Dataset records =
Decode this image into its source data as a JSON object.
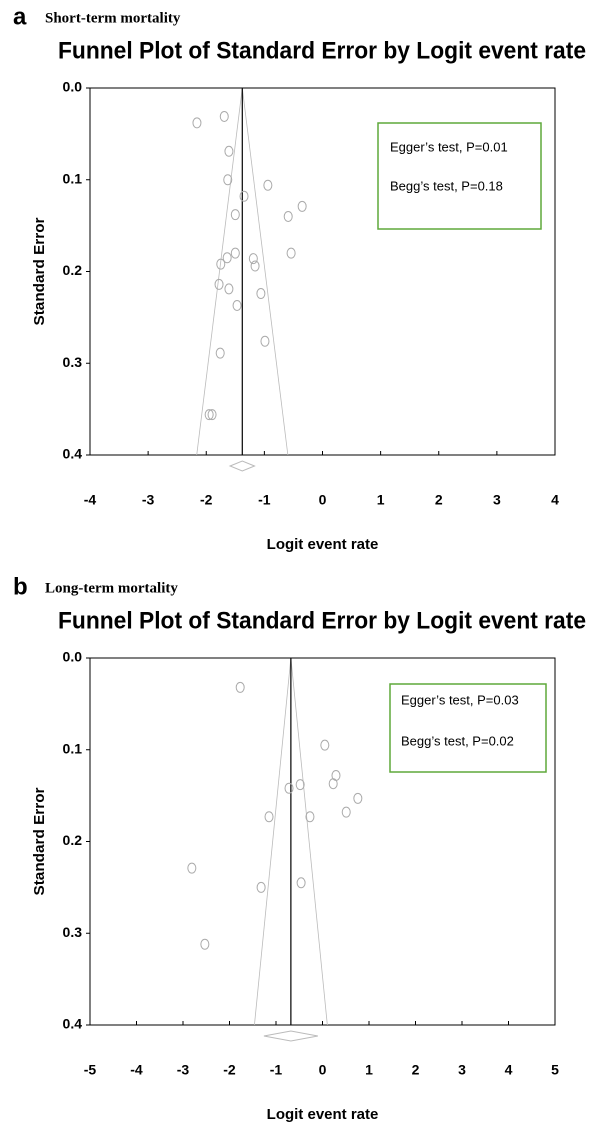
{
  "chart_data": [
    {
      "type": "scatter",
      "panel": "a",
      "subtitle": "Short-term mortality",
      "title": "Funnel Plot of Standard Error by Logit event rate",
      "xlabel": "Logit event rate",
      "ylabel": "Standard Error",
      "x": [
        -2.16,
        -1.69,
        -1.61,
        -1.63,
        -1.35,
        -0.94,
        -0.35,
        -0.59,
        -1.5,
        -0.54,
        -1.5,
        -1.64,
        -1.75,
        -1.19,
        -1.16,
        -1.78,
        -1.61,
        -1.06,
        -1.47,
        -0.99,
        -1.76,
        -1.95,
        -1.9
      ],
      "y": [
        0.038,
        0.031,
        0.069,
        0.1,
        0.118,
        0.106,
        0.129,
        0.14,
        0.138,
        0.18,
        0.18,
        0.185,
        0.192,
        0.186,
        0.194,
        0.214,
        0.219,
        0.224,
        0.237,
        0.276,
        0.289,
        0.356,
        0.356
      ],
      "summary": -1.38,
      "summary_ci": [
        -1.59,
        -1.17
      ],
      "xlim": [
        -4,
        4
      ],
      "xticks": [
        -4,
        -3,
        -2,
        -1,
        0,
        1,
        2,
        3,
        4
      ],
      "ylim": [
        0,
        0.4
      ],
      "yticks": [
        {
          "value": 0,
          "label": "0.0"
        },
        0.1,
        0.2,
        0.3,
        0.4
      ],
      "y_inverted": true,
      "marker_color": "#aaaaaa",
      "box_color": "#5fa83a",
      "annotations": [
        "Egger’s test, P=0.01",
        "Begg’s test, P=0.18"
      ]
    },
    {
      "type": "scatter",
      "panel": "b",
      "subtitle": "Long-term mortality",
      "title": "Funnel Plot of Standard Error by Logit event rate",
      "xlabel": "Logit event rate",
      "ylabel": "Standard Error",
      "x": [
        -1.77,
        0.05,
        0.29,
        0.23,
        0.76,
        0.51,
        -0.48,
        -0.72,
        -0.27,
        -1.15,
        -0.46,
        -1.32,
        -2.81,
        -2.53
      ],
      "y": [
        0.032,
        0.095,
        0.128,
        0.137,
        0.153,
        0.168,
        0.138,
        0.142,
        0.173,
        0.173,
        0.245,
        0.25,
        0.229,
        0.312
      ],
      "summary": -0.68,
      "summary_ci": [
        -1.26,
        -0.1
      ],
      "xlim": [
        -5,
        5
      ],
      "xticks": [
        -5,
        -4,
        -3,
        -2,
        -1,
        0,
        1,
        2,
        3,
        4,
        5
      ],
      "ylim": [
        0,
        0.4
      ],
      "yticks": [
        {
          "value": 0,
          "label": "0.0"
        },
        0.1,
        0.2,
        0.3,
        0.4
      ],
      "y_inverted": true,
      "marker_color": "#aaaaaa",
      "box_color": "#5fa83a",
      "annotations": [
        "Egger’s test, P=0.03",
        "Begg’s test, P=0.02"
      ]
    }
  ]
}
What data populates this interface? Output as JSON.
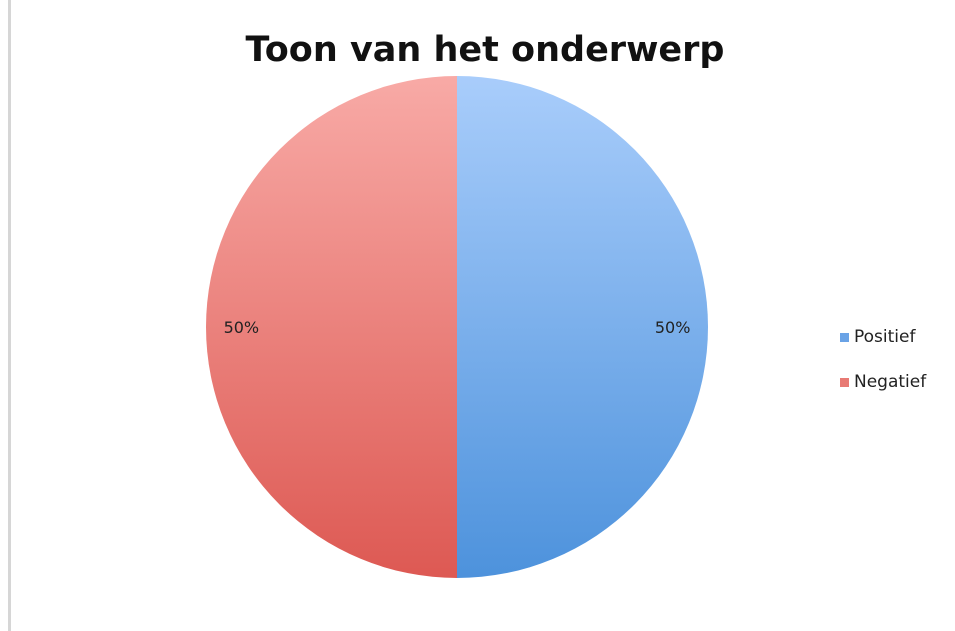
{
  "chart_data": {
    "type": "pie",
    "title": "Toon van het onderwerp",
    "categories": [
      "Positief",
      "Negatief"
    ],
    "values": [
      50,
      50
    ],
    "data_labels": [
      "50%",
      "50%"
    ],
    "colors": [
      "#6aa3e6",
      "#e87a74"
    ],
    "gradient_light": [
      "#a9cdfb",
      "#f8aaa6"
    ],
    "gradient_dark": [
      "#4d92dc",
      "#dd5953"
    ],
    "legend_position": "right",
    "start_angle_deg": 0,
    "direction": "clockwise"
  }
}
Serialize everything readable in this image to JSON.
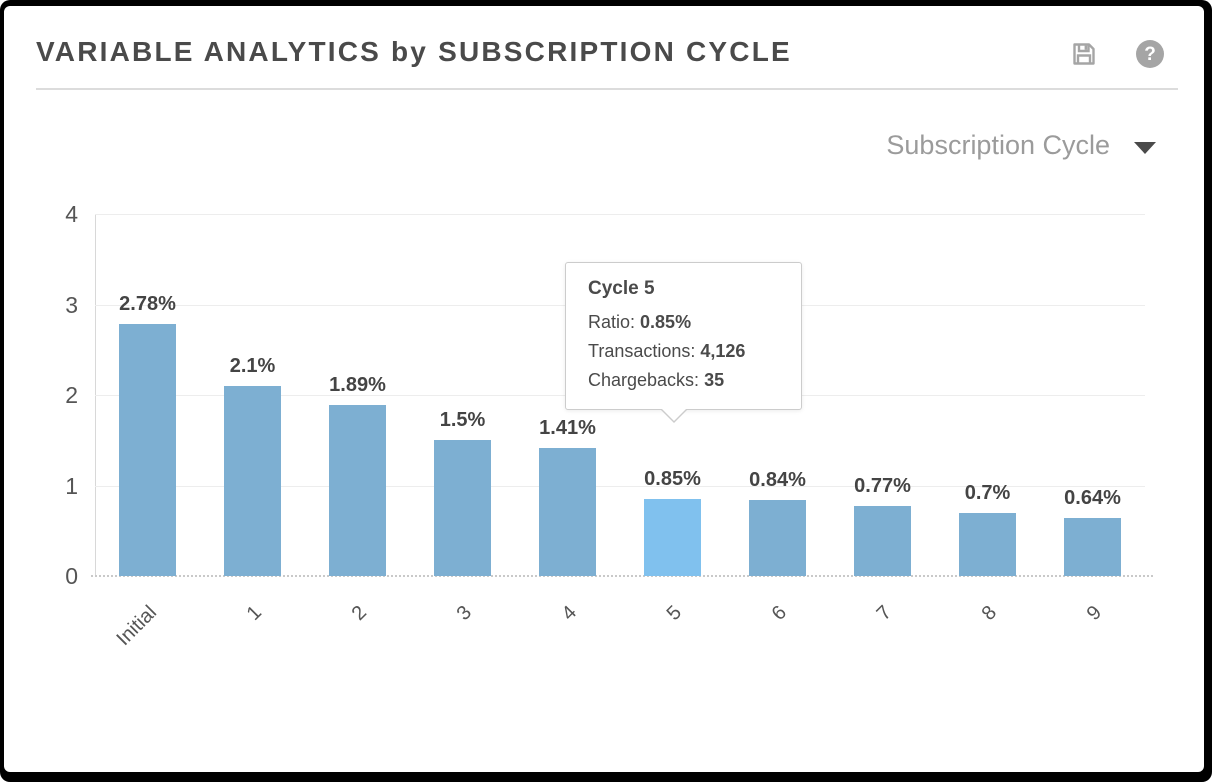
{
  "header": {
    "title": "VARIABLE ANALYTICS by SUBSCRIPTION CYCLE",
    "icons": {
      "save": "floppy-disk",
      "help": "question-mark"
    },
    "help_glyph": "?"
  },
  "filter": {
    "selected": "Subscription Cycle",
    "caret_icon": "chevron-down"
  },
  "tooltip": {
    "title": "Cycle 5",
    "rows": [
      {
        "label": "Ratio:",
        "value": "0.85%"
      },
      {
        "label": "Transactions:",
        "value": "4,126"
      },
      {
        "label": "Chargebacks:",
        "value": "35"
      }
    ]
  },
  "chart_data": {
    "type": "bar",
    "title": "VARIABLE ANALYTICS by SUBSCRIPTION CYCLE",
    "categories": [
      "Initial",
      "1",
      "2",
      "3",
      "4",
      "5",
      "6",
      "7",
      "8",
      "9"
    ],
    "values": [
      2.78,
      2.1,
      1.89,
      1.5,
      1.41,
      0.85,
      0.84,
      0.77,
      0.7,
      0.64
    ],
    "bar_labels": [
      "2.78%",
      "2.1%",
      "1.89%",
      "1.5%",
      "1.41%",
      "0.85%",
      "0.84%",
      "0.77%",
      "0.7%",
      "0.64%"
    ],
    "highlighted_index": 5,
    "xlabel": "",
    "ylabel": "",
    "ylim": [
      0,
      4
    ],
    "yticks": [
      4,
      3,
      2,
      1,
      0
    ],
    "grid": "horizontal",
    "legend": "none",
    "colors": {
      "bar": "#7dafd2",
      "bar_highlight": "#80c1ee",
      "bar_label_text": "#444444",
      "axis_text": "#555555",
      "gridline": "#ededed",
      "title_text": "#4a4a4a",
      "dropdown_text": "#9b9b9b",
      "icon_gray": "#a5a5a5"
    }
  }
}
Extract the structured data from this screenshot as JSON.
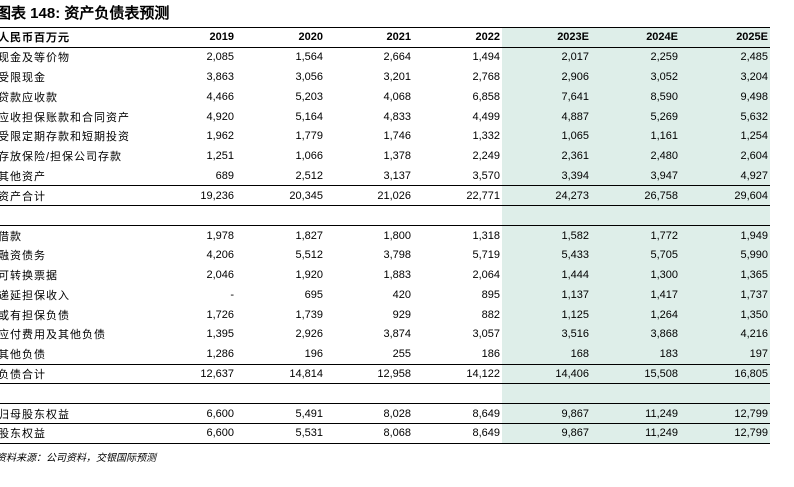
{
  "header": {
    "title": "图表 148: 资产负债表预测"
  },
  "table": {
    "columns": [
      "人民币百万元",
      "2019",
      "2020",
      "2021",
      "2022",
      "2023E",
      "2024E",
      "2025E"
    ],
    "forecast_from": 5,
    "sections": [
      [
        [
          "现金及等价物",
          "2,085",
          "1,564",
          "2,664",
          "1,494",
          "2,017",
          "2,259",
          "2,485"
        ],
        [
          "受限现金",
          "3,863",
          "3,056",
          "3,201",
          "2,768",
          "2,906",
          "3,052",
          "3,204"
        ],
        [
          "贷款应收款",
          "4,466",
          "5,203",
          "4,068",
          "6,858",
          "7,641",
          "8,590",
          "9,498"
        ],
        [
          "应收担保账款和合同资产",
          "4,920",
          "5,164",
          "4,833",
          "4,499",
          "4,887",
          "5,269",
          "5,632"
        ],
        [
          "受限定期存款和短期投资",
          "1,962",
          "1,779",
          "1,746",
          "1,332",
          "1,065",
          "1,161",
          "1,254"
        ],
        [
          "存放保险/担保公司存款",
          "1,251",
          "1,066",
          "1,378",
          "2,249",
          "2,361",
          "2,480",
          "2,604"
        ],
        [
          "其他资产",
          "689",
          "2,512",
          "3,137",
          "3,570",
          "3,394",
          "3,947",
          "4,927"
        ],
        [
          "资产合计",
          "19,236",
          "20,345",
          "21,026",
          "22,771",
          "24,273",
          "26,758",
          "29,604"
        ]
      ],
      [
        [
          "借款",
          "1,978",
          "1,827",
          "1,800",
          "1,318",
          "1,582",
          "1,772",
          "1,949"
        ],
        [
          "融资债务",
          "4,206",
          "5,512",
          "3,798",
          "5,719",
          "5,433",
          "5,705",
          "5,990"
        ],
        [
          "可转换票据",
          "2,046",
          "1,920",
          "1,883",
          "2,064",
          "1,444",
          "1,300",
          "1,365"
        ],
        [
          "递延担保收入",
          "-",
          "695",
          "420",
          "895",
          "1,137",
          "1,417",
          "1,737"
        ],
        [
          "或有担保负债",
          "1,726",
          "1,739",
          "929",
          "882",
          "1,125",
          "1,264",
          "1,350"
        ],
        [
          "应付费用及其他负债",
          "1,395",
          "2,926",
          "3,874",
          "3,057",
          "3,516",
          "3,868",
          "4,216"
        ],
        [
          "其他负债",
          "1,286",
          "196",
          "255",
          "186",
          "168",
          "183",
          "197"
        ],
        [
          "负债合计",
          "12,637",
          "14,814",
          "12,958",
          "14,122",
          "14,406",
          "15,508",
          "16,805"
        ]
      ],
      [
        [
          "归母股东权益",
          "6,600",
          "5,491",
          "8,028",
          "8,649",
          "9,867",
          "11,249",
          "12,799"
        ],
        [
          "股东权益",
          "6,600",
          "5,531",
          "8,068",
          "8,649",
          "9,867",
          "11,249",
          "12,799"
        ]
      ]
    ]
  },
  "footer": {
    "source": "资料来源：公司资料，交银国际预测"
  }
}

The task = Copy all lines in the listing above where the string "source" appears.

Task answer =
Decode this image into its source data as a JSON object.
    "source": "资料来源：公司资料，交银国际预测"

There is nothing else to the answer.